TASK OBJECTIVE: Go through the listing below and gather every line with the word "Licence".
⟨
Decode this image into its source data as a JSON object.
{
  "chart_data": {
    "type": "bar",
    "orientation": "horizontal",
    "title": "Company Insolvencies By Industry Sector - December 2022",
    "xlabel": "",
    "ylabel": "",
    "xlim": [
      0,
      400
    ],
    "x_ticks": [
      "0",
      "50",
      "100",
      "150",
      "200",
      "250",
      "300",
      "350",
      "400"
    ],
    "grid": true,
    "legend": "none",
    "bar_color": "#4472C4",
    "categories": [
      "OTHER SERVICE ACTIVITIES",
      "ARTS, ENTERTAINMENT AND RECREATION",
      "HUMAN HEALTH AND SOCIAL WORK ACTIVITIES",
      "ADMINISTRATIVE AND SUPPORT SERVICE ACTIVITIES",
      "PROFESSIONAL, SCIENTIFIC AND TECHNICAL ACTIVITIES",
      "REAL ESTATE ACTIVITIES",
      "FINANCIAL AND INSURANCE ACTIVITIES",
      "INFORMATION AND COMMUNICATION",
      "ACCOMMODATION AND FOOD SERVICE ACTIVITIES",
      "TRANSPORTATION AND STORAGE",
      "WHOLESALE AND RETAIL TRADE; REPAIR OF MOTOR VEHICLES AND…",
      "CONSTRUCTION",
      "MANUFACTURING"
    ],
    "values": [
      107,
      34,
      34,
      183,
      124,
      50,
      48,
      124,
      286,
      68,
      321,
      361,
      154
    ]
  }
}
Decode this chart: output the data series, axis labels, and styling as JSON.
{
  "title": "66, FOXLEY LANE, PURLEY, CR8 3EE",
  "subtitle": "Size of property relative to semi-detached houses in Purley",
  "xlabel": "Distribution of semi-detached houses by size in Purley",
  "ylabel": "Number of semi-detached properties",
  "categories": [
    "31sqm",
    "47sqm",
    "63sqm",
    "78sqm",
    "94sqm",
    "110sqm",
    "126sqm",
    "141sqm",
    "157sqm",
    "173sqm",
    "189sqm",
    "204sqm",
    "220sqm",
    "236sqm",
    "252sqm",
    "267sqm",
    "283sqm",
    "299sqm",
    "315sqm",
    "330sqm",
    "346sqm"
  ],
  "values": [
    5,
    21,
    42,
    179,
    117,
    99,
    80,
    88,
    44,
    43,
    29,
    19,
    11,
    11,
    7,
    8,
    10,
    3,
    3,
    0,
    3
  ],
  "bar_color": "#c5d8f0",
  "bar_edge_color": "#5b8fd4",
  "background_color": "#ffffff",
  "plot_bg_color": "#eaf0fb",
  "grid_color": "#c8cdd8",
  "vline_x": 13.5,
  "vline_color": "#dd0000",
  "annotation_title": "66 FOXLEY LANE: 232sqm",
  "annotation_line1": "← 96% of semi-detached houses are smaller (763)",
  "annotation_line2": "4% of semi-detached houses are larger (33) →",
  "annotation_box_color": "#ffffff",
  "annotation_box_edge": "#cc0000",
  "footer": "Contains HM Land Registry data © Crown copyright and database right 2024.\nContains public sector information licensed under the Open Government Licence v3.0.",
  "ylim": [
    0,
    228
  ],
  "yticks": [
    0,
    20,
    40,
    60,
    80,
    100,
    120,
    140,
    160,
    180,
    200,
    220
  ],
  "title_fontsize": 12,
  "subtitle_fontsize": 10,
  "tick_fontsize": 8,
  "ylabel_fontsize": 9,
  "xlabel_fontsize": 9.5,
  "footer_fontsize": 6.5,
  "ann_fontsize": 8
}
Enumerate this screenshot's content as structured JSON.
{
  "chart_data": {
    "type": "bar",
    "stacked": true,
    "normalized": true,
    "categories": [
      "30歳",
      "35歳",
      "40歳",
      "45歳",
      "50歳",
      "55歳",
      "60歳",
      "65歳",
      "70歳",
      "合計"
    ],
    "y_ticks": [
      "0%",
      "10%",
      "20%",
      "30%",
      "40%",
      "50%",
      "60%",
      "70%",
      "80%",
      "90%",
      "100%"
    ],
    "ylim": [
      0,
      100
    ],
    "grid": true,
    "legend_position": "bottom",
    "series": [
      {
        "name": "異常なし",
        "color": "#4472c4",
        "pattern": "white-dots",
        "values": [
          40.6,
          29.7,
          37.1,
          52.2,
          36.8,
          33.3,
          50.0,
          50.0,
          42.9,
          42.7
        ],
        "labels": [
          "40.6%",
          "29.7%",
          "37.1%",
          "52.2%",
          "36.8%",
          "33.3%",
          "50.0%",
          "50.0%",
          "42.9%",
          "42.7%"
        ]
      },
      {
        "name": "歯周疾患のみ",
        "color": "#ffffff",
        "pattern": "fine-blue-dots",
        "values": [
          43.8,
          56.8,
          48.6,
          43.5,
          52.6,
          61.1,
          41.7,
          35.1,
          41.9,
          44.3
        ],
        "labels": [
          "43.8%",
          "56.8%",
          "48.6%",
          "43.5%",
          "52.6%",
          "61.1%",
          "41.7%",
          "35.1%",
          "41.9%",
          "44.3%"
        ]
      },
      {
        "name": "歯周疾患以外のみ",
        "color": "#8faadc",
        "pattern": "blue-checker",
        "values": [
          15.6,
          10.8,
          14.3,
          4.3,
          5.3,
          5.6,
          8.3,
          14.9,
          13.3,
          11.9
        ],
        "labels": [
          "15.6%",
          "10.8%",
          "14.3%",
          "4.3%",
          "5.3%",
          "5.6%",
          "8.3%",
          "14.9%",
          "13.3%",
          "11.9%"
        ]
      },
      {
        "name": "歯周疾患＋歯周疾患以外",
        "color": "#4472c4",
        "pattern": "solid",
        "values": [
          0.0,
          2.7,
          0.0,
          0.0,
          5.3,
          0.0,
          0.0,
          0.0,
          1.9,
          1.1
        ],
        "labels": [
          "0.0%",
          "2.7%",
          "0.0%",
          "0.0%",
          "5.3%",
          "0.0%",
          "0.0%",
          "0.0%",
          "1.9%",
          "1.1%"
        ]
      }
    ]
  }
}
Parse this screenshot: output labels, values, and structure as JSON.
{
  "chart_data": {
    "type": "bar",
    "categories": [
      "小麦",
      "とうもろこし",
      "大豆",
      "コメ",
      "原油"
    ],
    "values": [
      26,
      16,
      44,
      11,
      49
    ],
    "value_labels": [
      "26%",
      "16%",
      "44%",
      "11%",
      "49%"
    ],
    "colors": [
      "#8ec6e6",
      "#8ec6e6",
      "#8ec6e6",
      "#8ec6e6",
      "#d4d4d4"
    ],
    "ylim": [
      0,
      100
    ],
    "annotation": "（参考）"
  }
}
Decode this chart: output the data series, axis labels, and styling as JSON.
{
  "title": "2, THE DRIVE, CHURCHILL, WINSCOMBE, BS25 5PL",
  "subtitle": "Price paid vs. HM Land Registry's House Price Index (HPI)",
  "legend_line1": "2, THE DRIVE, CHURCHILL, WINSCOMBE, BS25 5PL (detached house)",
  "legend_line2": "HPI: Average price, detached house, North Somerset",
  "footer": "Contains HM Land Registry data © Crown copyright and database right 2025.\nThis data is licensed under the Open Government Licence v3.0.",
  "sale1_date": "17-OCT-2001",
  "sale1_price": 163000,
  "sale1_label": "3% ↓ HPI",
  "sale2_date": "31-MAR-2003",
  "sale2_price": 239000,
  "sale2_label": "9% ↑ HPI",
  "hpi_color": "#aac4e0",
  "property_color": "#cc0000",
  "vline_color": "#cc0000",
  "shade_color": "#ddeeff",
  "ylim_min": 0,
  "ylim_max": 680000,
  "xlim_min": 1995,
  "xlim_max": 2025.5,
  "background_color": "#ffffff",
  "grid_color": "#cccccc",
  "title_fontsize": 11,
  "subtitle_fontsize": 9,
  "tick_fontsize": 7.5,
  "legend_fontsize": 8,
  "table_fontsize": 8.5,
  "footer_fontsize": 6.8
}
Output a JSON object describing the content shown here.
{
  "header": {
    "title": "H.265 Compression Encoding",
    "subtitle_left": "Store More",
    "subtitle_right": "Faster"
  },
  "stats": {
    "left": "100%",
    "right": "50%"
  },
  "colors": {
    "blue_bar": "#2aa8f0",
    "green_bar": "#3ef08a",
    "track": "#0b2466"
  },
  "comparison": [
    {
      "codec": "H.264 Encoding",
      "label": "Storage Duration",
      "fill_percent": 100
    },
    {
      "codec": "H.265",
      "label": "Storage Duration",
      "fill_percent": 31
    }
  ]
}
⟩
SOLUTION:
  "footer": "Contains HM Land Registry data © Crown copyright and database right 2024.\nContains public sector information licensed under the Open Government Licence v3.0.",
  "footer": "Contains HM Land Registry data © Crown copyright and database right 2025.\nThis data is licensed under the Open Government Licence v3.0.",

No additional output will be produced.